== Short exercise ==
Using the data below, copy every line that contains the word "ſuperiorum".

[Rows from a dataset]
#####
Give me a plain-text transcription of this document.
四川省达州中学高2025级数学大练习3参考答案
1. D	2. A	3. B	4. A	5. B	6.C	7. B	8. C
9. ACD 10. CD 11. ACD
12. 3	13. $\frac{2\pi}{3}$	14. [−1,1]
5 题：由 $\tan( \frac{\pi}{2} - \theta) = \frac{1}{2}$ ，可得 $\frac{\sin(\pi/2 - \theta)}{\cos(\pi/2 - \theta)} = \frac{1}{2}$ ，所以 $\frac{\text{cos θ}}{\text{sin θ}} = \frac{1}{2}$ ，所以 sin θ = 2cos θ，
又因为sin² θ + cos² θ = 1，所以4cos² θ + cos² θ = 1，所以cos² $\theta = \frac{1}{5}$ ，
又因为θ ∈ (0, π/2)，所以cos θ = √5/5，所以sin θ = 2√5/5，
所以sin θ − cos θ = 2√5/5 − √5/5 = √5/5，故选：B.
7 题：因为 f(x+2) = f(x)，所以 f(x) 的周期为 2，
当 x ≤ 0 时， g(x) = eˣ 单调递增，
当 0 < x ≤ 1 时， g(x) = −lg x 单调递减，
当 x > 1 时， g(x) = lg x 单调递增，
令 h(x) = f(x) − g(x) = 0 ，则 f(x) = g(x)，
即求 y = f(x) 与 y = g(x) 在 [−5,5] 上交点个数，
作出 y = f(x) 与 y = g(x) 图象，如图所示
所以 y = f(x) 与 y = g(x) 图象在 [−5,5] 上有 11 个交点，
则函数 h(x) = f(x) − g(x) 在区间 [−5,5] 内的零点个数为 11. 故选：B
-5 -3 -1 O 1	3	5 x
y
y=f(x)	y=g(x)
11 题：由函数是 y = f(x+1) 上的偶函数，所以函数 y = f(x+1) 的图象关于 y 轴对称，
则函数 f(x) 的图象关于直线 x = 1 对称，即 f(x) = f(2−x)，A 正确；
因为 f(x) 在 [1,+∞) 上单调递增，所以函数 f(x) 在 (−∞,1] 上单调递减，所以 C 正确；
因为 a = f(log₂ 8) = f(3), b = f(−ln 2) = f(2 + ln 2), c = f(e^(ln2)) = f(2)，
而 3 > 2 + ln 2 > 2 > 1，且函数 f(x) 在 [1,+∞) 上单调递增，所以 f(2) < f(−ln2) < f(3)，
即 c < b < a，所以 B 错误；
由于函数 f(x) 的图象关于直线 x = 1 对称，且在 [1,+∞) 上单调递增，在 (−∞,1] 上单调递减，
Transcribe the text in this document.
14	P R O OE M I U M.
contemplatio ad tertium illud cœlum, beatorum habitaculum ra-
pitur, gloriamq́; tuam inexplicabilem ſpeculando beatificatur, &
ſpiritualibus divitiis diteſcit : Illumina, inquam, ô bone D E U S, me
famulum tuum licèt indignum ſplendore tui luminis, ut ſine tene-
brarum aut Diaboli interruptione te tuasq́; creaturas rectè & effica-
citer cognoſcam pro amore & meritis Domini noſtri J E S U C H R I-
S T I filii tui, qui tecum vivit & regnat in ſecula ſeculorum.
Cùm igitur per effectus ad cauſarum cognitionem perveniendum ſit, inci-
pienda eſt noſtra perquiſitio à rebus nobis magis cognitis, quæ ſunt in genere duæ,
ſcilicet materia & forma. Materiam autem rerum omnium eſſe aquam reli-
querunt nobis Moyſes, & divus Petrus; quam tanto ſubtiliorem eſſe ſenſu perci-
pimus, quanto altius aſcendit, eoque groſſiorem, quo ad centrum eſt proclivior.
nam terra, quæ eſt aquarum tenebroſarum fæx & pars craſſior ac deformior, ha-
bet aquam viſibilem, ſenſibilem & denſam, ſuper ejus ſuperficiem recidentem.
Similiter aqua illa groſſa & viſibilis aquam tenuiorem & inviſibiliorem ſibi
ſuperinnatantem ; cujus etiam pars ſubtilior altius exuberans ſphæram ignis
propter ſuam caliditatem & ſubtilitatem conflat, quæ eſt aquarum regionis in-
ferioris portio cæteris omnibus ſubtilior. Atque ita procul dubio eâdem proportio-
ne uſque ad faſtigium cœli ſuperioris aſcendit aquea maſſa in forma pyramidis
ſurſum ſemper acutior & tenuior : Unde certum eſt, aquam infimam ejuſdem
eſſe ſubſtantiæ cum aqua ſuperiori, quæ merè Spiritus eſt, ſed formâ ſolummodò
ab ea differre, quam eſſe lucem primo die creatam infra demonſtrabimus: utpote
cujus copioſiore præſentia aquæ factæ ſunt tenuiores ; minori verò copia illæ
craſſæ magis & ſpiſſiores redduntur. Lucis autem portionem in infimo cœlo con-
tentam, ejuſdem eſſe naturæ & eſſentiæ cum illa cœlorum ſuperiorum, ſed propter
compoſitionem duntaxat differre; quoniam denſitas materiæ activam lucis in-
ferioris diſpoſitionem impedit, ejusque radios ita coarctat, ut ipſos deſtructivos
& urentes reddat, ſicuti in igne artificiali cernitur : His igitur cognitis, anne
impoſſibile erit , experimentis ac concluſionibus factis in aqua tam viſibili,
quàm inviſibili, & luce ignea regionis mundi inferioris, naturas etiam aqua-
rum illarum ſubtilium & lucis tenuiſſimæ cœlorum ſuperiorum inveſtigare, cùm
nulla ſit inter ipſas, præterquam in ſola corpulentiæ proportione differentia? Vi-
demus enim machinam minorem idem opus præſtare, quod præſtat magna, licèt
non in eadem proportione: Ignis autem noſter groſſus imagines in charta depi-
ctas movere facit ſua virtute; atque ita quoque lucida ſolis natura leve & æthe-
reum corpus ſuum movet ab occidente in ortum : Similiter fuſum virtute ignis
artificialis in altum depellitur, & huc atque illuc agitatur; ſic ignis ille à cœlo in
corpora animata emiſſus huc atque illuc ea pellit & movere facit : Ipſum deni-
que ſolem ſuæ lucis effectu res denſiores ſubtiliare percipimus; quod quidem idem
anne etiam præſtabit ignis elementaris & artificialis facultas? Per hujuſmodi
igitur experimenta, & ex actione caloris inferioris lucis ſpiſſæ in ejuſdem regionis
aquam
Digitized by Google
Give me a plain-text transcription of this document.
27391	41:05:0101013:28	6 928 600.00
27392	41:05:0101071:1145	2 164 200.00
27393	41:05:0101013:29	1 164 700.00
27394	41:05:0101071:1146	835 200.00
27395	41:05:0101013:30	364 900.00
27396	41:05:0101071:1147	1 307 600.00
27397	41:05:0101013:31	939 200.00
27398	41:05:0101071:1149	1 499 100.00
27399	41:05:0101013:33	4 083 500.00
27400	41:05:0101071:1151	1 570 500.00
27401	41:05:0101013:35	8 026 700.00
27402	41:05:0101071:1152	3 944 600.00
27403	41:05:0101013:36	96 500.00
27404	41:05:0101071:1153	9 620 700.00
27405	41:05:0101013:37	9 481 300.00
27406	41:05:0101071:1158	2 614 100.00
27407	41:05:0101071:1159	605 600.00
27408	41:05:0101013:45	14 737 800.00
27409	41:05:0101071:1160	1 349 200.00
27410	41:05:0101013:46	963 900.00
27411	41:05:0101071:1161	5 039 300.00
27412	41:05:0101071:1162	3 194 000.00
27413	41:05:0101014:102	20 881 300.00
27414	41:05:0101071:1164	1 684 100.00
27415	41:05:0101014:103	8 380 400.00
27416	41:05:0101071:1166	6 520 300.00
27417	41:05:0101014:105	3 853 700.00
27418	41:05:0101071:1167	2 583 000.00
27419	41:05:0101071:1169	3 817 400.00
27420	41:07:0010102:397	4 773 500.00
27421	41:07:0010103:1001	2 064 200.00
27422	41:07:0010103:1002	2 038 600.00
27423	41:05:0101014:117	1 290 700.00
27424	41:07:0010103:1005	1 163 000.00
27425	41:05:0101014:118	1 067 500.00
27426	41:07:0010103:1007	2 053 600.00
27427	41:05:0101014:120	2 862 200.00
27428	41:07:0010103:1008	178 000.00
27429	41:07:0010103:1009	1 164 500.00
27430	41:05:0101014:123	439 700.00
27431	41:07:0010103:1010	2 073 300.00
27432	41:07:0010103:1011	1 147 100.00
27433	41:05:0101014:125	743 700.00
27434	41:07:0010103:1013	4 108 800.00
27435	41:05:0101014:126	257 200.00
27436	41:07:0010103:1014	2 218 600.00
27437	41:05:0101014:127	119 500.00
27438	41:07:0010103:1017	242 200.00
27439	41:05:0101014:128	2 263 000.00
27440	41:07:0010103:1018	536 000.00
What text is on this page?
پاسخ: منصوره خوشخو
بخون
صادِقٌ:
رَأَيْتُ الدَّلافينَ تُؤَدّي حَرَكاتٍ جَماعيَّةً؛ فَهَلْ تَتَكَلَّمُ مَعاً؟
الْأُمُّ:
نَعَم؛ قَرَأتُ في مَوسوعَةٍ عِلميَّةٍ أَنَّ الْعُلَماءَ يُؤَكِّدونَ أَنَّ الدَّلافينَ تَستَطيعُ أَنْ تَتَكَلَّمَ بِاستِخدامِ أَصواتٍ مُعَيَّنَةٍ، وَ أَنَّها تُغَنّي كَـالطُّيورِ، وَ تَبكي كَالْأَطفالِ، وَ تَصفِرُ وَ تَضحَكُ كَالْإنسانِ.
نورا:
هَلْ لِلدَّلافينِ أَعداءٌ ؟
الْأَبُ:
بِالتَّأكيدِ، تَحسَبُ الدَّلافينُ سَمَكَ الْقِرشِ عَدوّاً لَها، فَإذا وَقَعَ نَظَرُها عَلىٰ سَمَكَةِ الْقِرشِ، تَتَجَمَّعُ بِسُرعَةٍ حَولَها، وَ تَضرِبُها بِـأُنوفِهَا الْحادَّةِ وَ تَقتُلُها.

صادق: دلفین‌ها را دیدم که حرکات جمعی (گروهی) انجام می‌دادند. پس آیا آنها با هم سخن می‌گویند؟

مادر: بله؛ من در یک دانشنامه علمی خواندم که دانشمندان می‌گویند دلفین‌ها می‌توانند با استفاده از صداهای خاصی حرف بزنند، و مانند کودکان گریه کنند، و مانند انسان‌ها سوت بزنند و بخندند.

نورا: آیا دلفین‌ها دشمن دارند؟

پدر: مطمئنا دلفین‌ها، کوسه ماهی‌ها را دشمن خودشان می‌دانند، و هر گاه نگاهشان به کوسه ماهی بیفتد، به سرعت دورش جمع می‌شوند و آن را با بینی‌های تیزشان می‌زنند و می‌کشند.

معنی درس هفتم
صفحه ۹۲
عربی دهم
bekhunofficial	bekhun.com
#####
== Written solution ==
tentam, ejuſdem eſſe naturæ & eſſentiæ cum illa cœlorum ſuperiorum, ſed propter
rum illarum ſubtilium & lucis tenuiſſimæ cœlorum ſuperiorum inveſtigare, cùm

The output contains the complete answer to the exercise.